* **Goal**
Each entry below should be written out exactly as it is, with no pictures.

* **Provided information**
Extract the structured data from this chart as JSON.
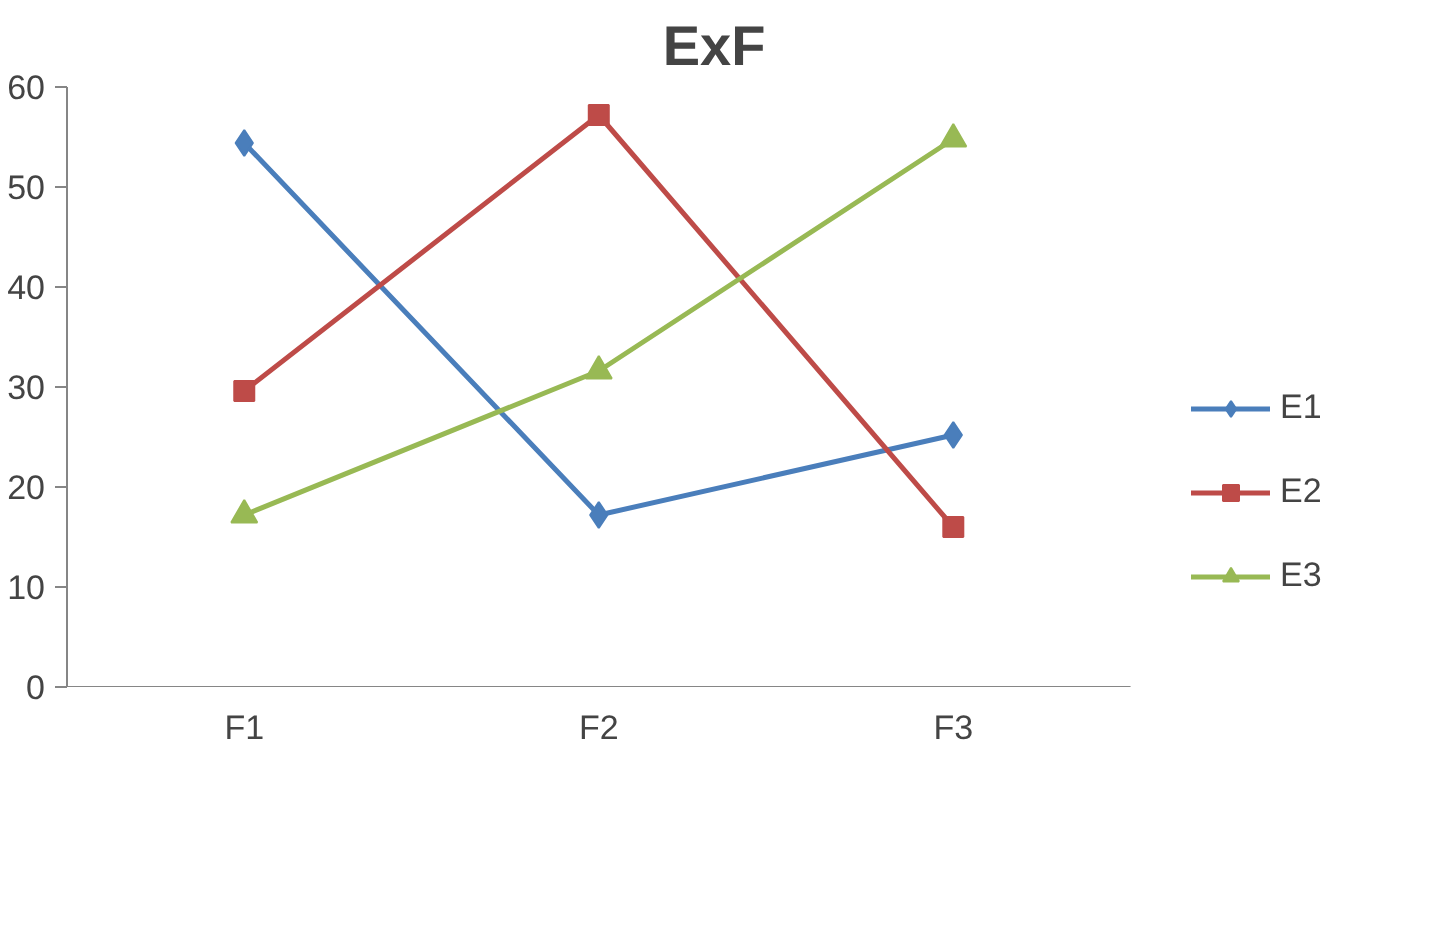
{
  "chart_data": {
    "type": "line",
    "title": "ExF",
    "categories": [
      "F1",
      "F2",
      "F3"
    ],
    "series": [
      {
        "name": "E1",
        "color": "#4a7ebb",
        "marker": "diamond",
        "values": [
          54.4,
          17.2,
          25.2
        ]
      },
      {
        "name": "E2",
        "color": "#be4b48",
        "marker": "square",
        "values": [
          29.6,
          57.2,
          16
        ]
      },
      {
        "name": "E3",
        "color": "#98b954",
        "marker": "triangle",
        "values": [
          17.2,
          31.6,
          54.8
        ]
      }
    ],
    "ylim": [
      0,
      60
    ],
    "yticks": [
      0,
      10,
      20,
      30,
      40,
      50,
      60
    ],
    "grid": false,
    "legend": "right",
    "line_style": "solid"
  }
}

* **Task output**
Extract the structured data from this chart as JSON.
{
  "chart_data": {
    "type": "line",
    "title": "ExF",
    "categories": [
      "F1",
      "F2",
      "F3"
    ],
    "series": [
      {
        "name": "E1",
        "color": "#4a7ebb",
        "marker": "diamond",
        "values": [
          54.4,
          17.2,
          25.2
        ]
      },
      {
        "name": "E2",
        "color": "#be4b48",
        "marker": "square",
        "values": [
          29.6,
          57.2,
          16
        ]
      },
      {
        "name": "E3",
        "color": "#98b954",
        "marker": "triangle",
        "values": [
          17.2,
          31.6,
          54.8
        ]
      }
    ],
    "ylim": [
      0,
      60
    ],
    "yticks": [
      0,
      10,
      20,
      30,
      40,
      50,
      60
    ],
    "grid": false,
    "legend": "right",
    "line_style": "solid"
  }
}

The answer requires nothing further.